Task details
Output all lines exactly, with nothing added or dropped.

:: Data provided

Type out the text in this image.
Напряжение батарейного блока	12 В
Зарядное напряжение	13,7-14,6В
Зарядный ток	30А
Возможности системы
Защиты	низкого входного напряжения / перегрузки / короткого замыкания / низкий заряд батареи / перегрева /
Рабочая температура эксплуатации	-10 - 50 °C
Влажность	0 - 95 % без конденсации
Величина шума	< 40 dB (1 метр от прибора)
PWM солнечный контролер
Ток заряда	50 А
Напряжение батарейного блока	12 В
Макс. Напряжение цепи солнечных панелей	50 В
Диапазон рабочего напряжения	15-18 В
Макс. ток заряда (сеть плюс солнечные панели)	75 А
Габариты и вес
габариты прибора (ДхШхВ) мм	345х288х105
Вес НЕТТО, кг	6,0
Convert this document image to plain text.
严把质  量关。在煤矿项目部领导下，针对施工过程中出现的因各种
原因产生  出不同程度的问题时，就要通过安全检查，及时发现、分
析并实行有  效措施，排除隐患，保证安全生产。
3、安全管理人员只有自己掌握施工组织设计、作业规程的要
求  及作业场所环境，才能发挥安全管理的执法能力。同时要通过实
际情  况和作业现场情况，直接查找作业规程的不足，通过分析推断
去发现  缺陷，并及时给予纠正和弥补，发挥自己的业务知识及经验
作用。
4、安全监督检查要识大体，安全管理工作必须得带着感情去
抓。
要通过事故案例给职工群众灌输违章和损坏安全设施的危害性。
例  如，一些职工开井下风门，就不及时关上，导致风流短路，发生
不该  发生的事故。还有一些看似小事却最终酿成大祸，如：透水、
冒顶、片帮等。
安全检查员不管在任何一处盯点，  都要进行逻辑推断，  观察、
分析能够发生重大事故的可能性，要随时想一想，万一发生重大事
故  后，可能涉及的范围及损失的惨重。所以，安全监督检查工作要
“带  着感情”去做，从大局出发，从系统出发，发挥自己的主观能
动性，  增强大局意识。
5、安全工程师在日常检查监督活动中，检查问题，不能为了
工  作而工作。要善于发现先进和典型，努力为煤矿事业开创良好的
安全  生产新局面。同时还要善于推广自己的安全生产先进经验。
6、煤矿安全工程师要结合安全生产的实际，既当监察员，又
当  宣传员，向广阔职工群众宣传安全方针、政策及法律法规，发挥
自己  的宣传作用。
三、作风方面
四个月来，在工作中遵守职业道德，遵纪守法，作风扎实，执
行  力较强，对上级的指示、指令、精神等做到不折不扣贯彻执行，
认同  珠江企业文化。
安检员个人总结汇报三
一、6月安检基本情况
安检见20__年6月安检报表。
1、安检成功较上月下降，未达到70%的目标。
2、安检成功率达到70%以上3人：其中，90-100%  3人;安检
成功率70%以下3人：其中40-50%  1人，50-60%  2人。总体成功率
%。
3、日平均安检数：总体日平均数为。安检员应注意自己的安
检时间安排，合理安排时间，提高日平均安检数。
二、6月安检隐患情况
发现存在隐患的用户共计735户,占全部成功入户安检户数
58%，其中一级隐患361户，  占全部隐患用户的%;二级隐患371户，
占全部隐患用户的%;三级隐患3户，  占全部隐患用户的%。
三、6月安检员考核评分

::::

Response
Type out the text in this image.
Напряжение батарейного блока	12 В
Зарядное напряжение	13,7-14,6В
Зарядный ток	30А
Возможности системы
Защиты	низкого входного напряжения / перегрузки / короткого замыкания / низкий заряд батареи / перегрева /
Рабочая температура эксплуатации	-10 - 50 °C
Влажность	0 - 95 % без конденсации
Величина шума	< 40 dB (1 метр от прибора)
PWM солнечный контролер
Ток заряда	50 А
Напряжение батарейного блока	12 В
Макс. Напряжение цепи солнечных панелей	50 В
Диапазон рабочего напряжения	15-18 В
Макс. ток заряда (сеть плюс солнечные панели)	75 А
Габариты и вес
габариты прибора (ДхШхВ) мм	345х288х105
Вес НЕТТО, кг	6,0
Convert this document image to plain text.
严把质  量关。在煤矿项目部领导下，针对施工过程中出现的因各种
原因产生  出不同程度的问题时，就要通过安全检查，及时发现、分
析并实行有  效措施，排除隐患，保证安全生产。
3、安全管理人员只有自己掌握施工组织设计、作业规程的要
求  及作业场所环境，才能发挥安全管理的执法能力。同时要通过实
际情  况和作业现场情况，直接查找作业规程的不足，通过分析推断
去发现  缺陷，并及时给予纠正和弥补，发挥自己的业务知识及经验
作用。
4、安全监督检查要识大体，安全管理工作必须得带着感情去
抓。
要通过事故案例给职工群众灌输违章和损坏安全设施的危害性。
例  如，一些职工开井下风门，就不及时关上，导致风流短路，发生
不该  发生的事故。还有一些看似小事却最终酿成大祸，如：透水、
冒顶、片帮等。
安全检查员不管在任何一处盯点，  都要进行逻辑推断，  观察、
分析能够发生重大事故的可能性，要随时想一想，万一发生重大事
故  后，可能涉及的范围及损失的惨重。所以，安全监督检查工作要
“带  着感情”去做，从大局出发，从系统出发，发挥自己的主观能
动性，  增强大局意识。
5、安全工程师在日常检查监督活动中，检查问题，不能为了
工  作而工作。要善于发现先进和典型，努力为煤矿事业开创良好的
安全  生产新局面。同时还要善于推广自己的安全生产先进经验。
6、煤矿安全工程师要结合安全生产的实际，既当监察员，又
当  宣传员，向广阔职工群众宣传安全方针、政策及法律法规，发挥
自己  的宣传作用。
三、作风方面
四个月来，在工作中遵守职业道德，遵纪守法，作风扎实，执
行  力较强，对上级的指示、指令、精神等做到不折不扣贯彻执行，
认同  珠江企业文化。
安检员个人总结汇报三
一、6月安检基本情况
安检见20__年6月安检报表。
1、安检成功较上月下降，未达到70%的目标。
2、安检成功率达到70%以上3人：其中，90-100%  3人;安检
成功率70%以下3人：其中40-50%  1人，50-60%  2人。总体成功率
%。
3、日平均安检数：总体日平均数为。安检员应注意自己的安
检时间安排，合理安排时间，提高日平均安检数。
二、6月安检隐患情况
发现存在隐患的用户共计735户,占全部成功入户安检户数
58%，其中一级隐患361户，  占全部隐患用户的%;二级隐患371户，
占全部隐患用户的%;三级隐患3户，  占全部隐患用户的%。
三、6月安检员考核评分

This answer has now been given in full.